## Saved entries
________

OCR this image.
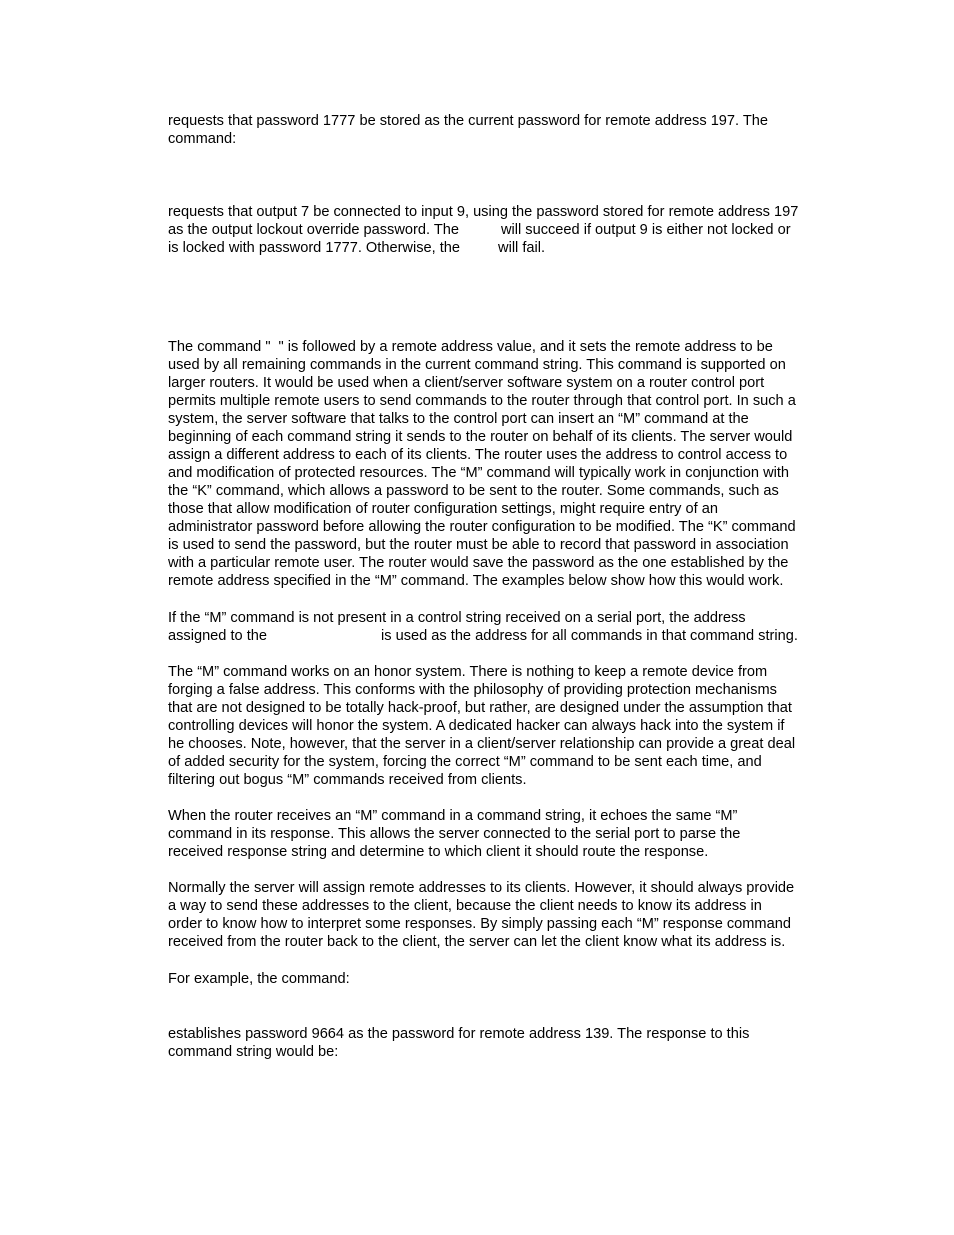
requests that password 1777 be stored as the current password for remote address 197. The
command:
requests that output 7 be connected to input 9, using the password stored for remote address 197
as the output lockout override password. The	will succeed if output 9 is either not locked or
is locked with password 1777. Otherwise, the	will fail.
The command " " is followed by a remote address value, and it sets the remote address to be
used by all remaining commands in the current command string. This command is supported on
larger routers. It would be used when a client/server software system on a router control port
permits multiple remote users to send commands to the router through that control port. In such a
system, the server software that talks to the control port can insert an “M” command at the
beginning of each command string it sends to the router on behalf of its clients. The server would
assign a different address to each of its clients. The router uses the address to control access to
and modification of protected resources. The “M” command will typically work in conjunction with
the “K” command, which allows a password to be sent to the router. Some commands, such as
those that allow modification of router configuration settings, might require entry of an
administrator password before allowing the router configuration to be modified. The “K” command
is used to send the password, but the router must be able to record that password in association
with a particular remote user. The router would save the password as the one established by the
remote address specified in the “M” command. The examples below show how this would work.
If the “M” command is not present in a control string received on a serial port, the address
assigned to the	is used as the address for all commands in that command string.
The “M” command works on an honor system. There is nothing to keep a remote device from
forging a false address. This conforms with the philosophy of providing protection mechanisms
that are not designed to be totally hack-proof, but rather, are designed under the assumption that
controlling devices will honor the system. A dedicated hacker can always hack into the system if
he chooses. Note, however, that the server in a client/server relationship can provide a great deal
of added security for the system, forcing the correct “M” command to be sent each time, and
filtering out bogus “M” commands received from clients.
When the router receives an “M” command in a command string, it echoes the same “M”
command in its response. This allows the server connected to the serial port to parse the
received response string and determine to which client it should route the response.
Normally the server will assign remote addresses to its clients. However, it should always provide
a way to send these addresses to the client, because the client needs to know its address in
order to know how to interpret some responses. By simply passing each “M” response command
received from the router back to the client, the server can let the client know what its address is.
For example, the command:
establishes password 9664 as the password for remote address 139. The response to this
command string would be:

________

Count how many lines above contain the word "hack". Reply with the number alone.

## EXPECTED OUTPUT
2